__SHORT TASK__: From the records below, extract all the text exactly and leave the images behind.

'''

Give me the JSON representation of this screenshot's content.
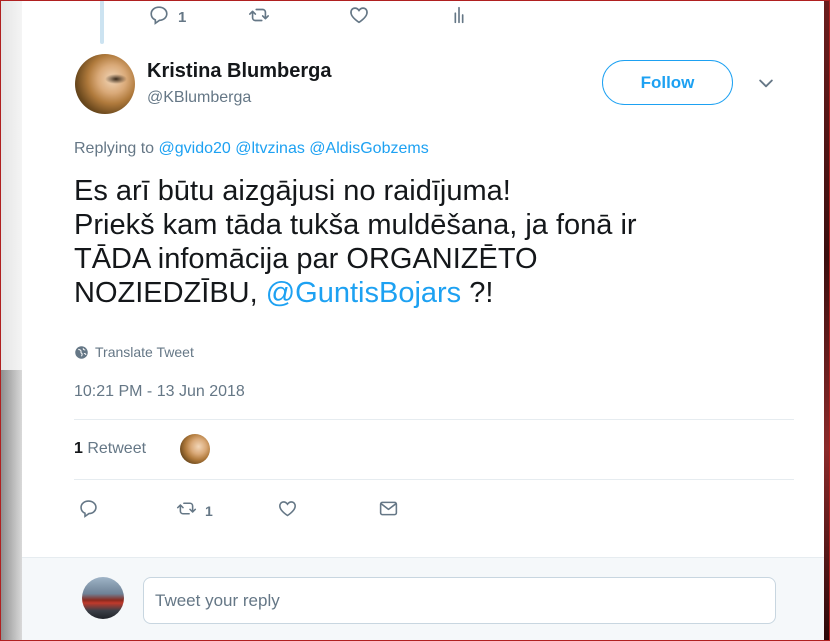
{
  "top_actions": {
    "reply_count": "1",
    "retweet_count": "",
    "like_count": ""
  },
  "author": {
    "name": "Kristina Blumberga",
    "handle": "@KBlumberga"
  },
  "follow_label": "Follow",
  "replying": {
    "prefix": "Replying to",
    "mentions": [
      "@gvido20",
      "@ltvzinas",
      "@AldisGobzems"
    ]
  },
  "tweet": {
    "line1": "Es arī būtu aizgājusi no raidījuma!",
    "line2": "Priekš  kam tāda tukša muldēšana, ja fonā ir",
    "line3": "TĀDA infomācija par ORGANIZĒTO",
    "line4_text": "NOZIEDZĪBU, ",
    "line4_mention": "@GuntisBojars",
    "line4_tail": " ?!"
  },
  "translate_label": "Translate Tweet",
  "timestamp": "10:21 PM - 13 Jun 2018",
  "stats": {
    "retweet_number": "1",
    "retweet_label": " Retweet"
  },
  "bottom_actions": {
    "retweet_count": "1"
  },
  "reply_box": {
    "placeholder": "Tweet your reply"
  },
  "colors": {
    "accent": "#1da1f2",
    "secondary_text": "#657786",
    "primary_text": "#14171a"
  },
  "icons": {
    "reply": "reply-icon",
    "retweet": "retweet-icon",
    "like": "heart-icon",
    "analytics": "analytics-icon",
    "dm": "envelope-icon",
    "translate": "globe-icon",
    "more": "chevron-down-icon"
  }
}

'''

__EXERCISE ANSWER__:
Give me the JSON representation of this screenshot's content.
{
  "top_actions": {
    "reply_count": "1",
    "retweet_count": "",
    "like_count": ""
  },
  "author": {
    "name": "Kristina Blumberga",
    "handle": "@KBlumberga"
  },
  "follow_label": "Follow",
  "replying": {
    "prefix": "Replying to",
    "mentions": [
      "@gvido20",
      "@ltvzinas",
      "@AldisGobzems"
    ]
  },
  "tweet": {
    "line1": "Es arī būtu aizgājusi no raidījuma!",
    "line2": "Priekš  kam tāda tukša muldēšana, ja fonā ir",
    "line3": "TĀDA infomācija par ORGANIZĒTO",
    "line4_text": "NOZIEDZĪBU, ",
    "line4_mention": "@GuntisBojars",
    "line4_tail": " ?!"
  },
  "translate_label": "Translate Tweet",
  "timestamp": "10:21 PM - 13 Jun 2018",
  "stats": {
    "retweet_number": "1",
    "retweet_label": " Retweet"
  },
  "bottom_actions": {
    "retweet_count": "1"
  },
  "reply_box": {
    "placeholder": "Tweet your reply"
  },
  "colors": {
    "accent": "#1da1f2",
    "secondary_text": "#657786",
    "primary_text": "#14171a"
  },
  "icons": {
    "reply": "reply-icon",
    "retweet": "retweet-icon",
    "like": "heart-icon",
    "analytics": "analytics-icon",
    "dm": "envelope-icon",
    "translate": "globe-icon",
    "more": "chevron-down-icon"
  }
}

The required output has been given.